(Items from a data source)
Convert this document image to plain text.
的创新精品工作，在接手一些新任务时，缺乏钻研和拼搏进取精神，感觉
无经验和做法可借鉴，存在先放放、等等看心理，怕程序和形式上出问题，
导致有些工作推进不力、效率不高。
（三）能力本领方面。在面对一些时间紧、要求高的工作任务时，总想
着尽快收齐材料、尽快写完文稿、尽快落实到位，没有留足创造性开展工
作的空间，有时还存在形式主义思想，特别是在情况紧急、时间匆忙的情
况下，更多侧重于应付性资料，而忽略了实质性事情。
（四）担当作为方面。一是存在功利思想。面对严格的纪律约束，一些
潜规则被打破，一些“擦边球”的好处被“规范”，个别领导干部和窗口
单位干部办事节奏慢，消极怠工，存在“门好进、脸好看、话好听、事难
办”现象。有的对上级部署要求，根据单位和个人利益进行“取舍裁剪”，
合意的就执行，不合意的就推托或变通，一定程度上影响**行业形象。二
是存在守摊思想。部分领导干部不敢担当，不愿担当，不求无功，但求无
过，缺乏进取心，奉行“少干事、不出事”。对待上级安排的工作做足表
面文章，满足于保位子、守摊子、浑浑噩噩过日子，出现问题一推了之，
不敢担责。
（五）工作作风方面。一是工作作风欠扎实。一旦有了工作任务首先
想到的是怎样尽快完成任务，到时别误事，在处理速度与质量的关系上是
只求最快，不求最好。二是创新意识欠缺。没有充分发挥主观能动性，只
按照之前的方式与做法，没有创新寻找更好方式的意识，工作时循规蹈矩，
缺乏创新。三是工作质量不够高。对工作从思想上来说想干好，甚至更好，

EXERCISE. Your task is to transcribe the listing above in full, exactly as given.

WRITTEN ANSWER.
Convert this document image to plain text.
的创新精品工作，在接手一些新任务时，缺乏钻研和拼搏进取精神，感觉
无经验和做法可借鉴，存在先放放、等等看心理，怕程序和形式上出问题，
导致有些工作推进不力、效率不高。
（三）能力本领方面。在面对一些时间紧、要求高的工作任务时，总想
着尽快收齐材料、尽快写完文稿、尽快落实到位，没有留足创造性开展工
作的空间，有时还存在形式主义思想，特别是在情况紧急、时间匆忙的情
况下，更多侧重于应付性资料，而忽略了实质性事情。
（四）担当作为方面。一是存在功利思想。面对严格的纪律约束，一些
潜规则被打破，一些“擦边球”的好处被“规范”，个别领导干部和窗口
单位干部办事节奏慢，消极怠工，存在“门好进、脸好看、话好听、事难
办”现象。有的对上级部署要求，根据单位和个人利益进行“取舍裁剪”，
合意的就执行，不合意的就推托或变通，一定程度上影响**行业形象。二
是存在守摊思想。部分领导干部不敢担当，不愿担当，不求无功，但求无
过，缺乏进取心，奉行“少干事、不出事”。对待上级安排的工作做足表
面文章，满足于保位子、守摊子、浑浑噩噩过日子，出现问题一推了之，
不敢担责。
（五）工作作风方面。一是工作作风欠扎实。一旦有了工作任务首先
想到的是怎样尽快完成任务，到时别误事，在处理速度与质量的关系上是
只求最快，不求最好。二是创新意识欠缺。没有充分发挥主观能动性，只
按照之前的方式与做法，没有创新寻找更好方式的意识，工作时循规蹈矩，
缺乏创新。三是工作质量不够高。对工作从思想上来说想干好，甚至更好，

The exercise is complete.